*The request*:
Every line of the material that follows must be printed again exactly.

*Entries shown*:
----
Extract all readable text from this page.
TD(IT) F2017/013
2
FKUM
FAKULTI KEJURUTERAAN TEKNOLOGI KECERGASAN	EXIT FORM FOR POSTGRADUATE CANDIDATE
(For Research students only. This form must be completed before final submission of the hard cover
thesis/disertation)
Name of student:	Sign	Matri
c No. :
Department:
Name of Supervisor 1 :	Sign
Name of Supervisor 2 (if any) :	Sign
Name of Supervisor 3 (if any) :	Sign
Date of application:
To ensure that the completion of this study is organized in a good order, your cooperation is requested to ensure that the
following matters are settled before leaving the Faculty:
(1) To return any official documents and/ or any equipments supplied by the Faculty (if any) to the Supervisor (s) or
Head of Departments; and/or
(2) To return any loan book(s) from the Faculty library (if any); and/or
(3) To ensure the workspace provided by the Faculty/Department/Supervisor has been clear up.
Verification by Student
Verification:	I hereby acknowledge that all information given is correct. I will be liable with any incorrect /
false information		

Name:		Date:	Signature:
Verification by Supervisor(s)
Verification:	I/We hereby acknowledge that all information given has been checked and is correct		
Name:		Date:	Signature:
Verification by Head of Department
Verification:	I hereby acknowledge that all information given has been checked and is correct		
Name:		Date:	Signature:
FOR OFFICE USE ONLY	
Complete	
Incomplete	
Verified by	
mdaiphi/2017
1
----
*Written response*:
Extract all readable text from this page.
TD(IT) F2017/013
2
FKUM
FAKULTI KEJURUTERAAN TEKNOLOGI KECERGASAN	EXIT FORM FOR POSTGRADUATE CANDIDATE
(For Research students only. This form must be completed before final submission of the hard cover
thesis/disertation)
Name of student:	Sign	Matri
c No. :
Department:
Name of Supervisor 1 :	Sign
Name of Supervisor 2 (if any) :	Sign
Name of Supervisor 3 (if any) :	Sign
Date of application:
To ensure that the completion of this study is organized in a good order, your cooperation is requested to ensure that the
following matters are settled before leaving the Faculty:
(1) To return any official documents and/ or any equipments supplied by the Faculty (if any) to the Supervisor (s) or
Head of Departments; and/or
(2) To return any loan book(s) from the Faculty library (if any); and/or
(3) To ensure the workspace provided by the Faculty/Department/Supervisor has been clear up.
Verification by Student
Verification:	I hereby acknowledge that all information given is correct. I will be liable with any incorrect /
false information		

Name:		Date:	Signature:
Verification by Supervisor(s)
Verification:	I/We hereby acknowledge that all information given has been checked and is correct		
Name:		Date:	Signature:
Verification by Head of Department
Verification:	I hereby acknowledge that all information given has been checked and is correct		
Name:		Date:	Signature:
FOR OFFICE USE ONLY	
Complete	
Incomplete	
Verified by	
mdaiphi/2017
1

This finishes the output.